Copy all records verbatim.

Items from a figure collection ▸
* Start *
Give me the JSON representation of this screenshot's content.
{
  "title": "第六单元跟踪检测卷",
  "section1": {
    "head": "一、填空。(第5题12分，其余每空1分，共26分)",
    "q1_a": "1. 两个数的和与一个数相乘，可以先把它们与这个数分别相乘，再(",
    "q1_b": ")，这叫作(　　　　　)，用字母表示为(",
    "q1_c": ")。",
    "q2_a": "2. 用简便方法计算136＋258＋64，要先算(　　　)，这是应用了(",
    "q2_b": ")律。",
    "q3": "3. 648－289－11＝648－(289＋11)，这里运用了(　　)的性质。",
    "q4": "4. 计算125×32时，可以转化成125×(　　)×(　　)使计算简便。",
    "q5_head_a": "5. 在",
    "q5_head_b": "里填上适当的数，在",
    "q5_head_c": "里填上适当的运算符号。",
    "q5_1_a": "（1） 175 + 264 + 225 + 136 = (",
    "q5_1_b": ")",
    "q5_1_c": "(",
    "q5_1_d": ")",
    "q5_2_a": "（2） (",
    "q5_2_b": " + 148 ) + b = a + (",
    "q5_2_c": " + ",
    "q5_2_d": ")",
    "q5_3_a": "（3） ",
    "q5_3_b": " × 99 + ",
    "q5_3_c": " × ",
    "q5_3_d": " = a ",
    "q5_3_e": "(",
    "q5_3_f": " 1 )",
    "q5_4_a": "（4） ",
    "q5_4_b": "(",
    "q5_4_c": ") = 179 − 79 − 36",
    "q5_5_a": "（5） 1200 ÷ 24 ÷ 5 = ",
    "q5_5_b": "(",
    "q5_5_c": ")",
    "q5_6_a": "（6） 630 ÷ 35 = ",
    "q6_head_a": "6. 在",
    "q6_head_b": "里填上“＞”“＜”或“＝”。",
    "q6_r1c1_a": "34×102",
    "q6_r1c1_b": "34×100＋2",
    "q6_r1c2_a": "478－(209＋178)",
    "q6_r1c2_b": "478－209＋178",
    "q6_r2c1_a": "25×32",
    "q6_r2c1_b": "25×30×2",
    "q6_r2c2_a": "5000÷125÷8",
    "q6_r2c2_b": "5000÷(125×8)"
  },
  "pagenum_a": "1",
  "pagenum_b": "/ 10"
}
* End *
Full output ▸
Give me the JSON representation of this screenshot's content.
{
  "title": "第六单元跟踪检测卷",
  "section1": {
    "head": "一、填空。(第5题12分，其余每空1分，共26分)",
    "q1_a": "1. 两个数的和与一个数相乘，可以先把它们与这个数分别相乘，再(",
    "q1_b": ")，这叫作(　　　　　)，用字母表示为(",
    "q1_c": ")。",
    "q2_a": "2. 用简便方法计算136＋258＋64，要先算(　　　)，这是应用了(",
    "q2_b": ")律。",
    "q3": "3. 648－289－11＝648－(289＋11)，这里运用了(　　)的性质。",
    "q4": "4. 计算125×32时，可以转化成125×(　　)×(　　)使计算简便。",
    "q5_head_a": "5. 在",
    "q5_head_b": "里填上适当的数，在",
    "q5_head_c": "里填上适当的运算符号。",
    "q5_1_a": "（1） 175 + 264 + 225 + 136 = (",
    "q5_1_b": ")",
    "q5_1_c": "(",
    "q5_1_d": ")",
    "q5_2_a": "（2） (",
    "q5_2_b": " + 148 ) + b = a + (",
    "q5_2_c": " + ",
    "q5_2_d": ")",
    "q5_3_a": "（3） ",
    "q5_3_b": " × 99 + ",
    "q5_3_c": " × ",
    "q5_3_d": " = a ",
    "q5_3_e": "(",
    "q5_3_f": " 1 )",
    "q5_4_a": "（4） ",
    "q5_4_b": "(",
    "q5_4_c": ") = 179 − 79 − 36",
    "q5_5_a": "（5） 1200 ÷ 24 ÷ 5 = ",
    "q5_5_b": "(",
    "q5_5_c": ")",
    "q5_6_a": "（6） 630 ÷ 35 = ",
    "q6_head_a": "6. 在",
    "q6_head_b": "里填上“＞”“＜”或“＝”。",
    "q6_r1c1_a": "34×102",
    "q6_r1c1_b": "34×100＋2",
    "q6_r1c2_a": "478－(209＋178)",
    "q6_r1c2_b": "478－209＋178",
    "q6_r2c1_a": "25×32",
    "q6_r2c1_b": "25×30×2",
    "q6_r2c2_a": "5000÷125÷8",
    "q6_r2c2_b": "5000÷(125×8)"
  },
  "pagenum_a": "1",
  "pagenum_b": "/ 10"
}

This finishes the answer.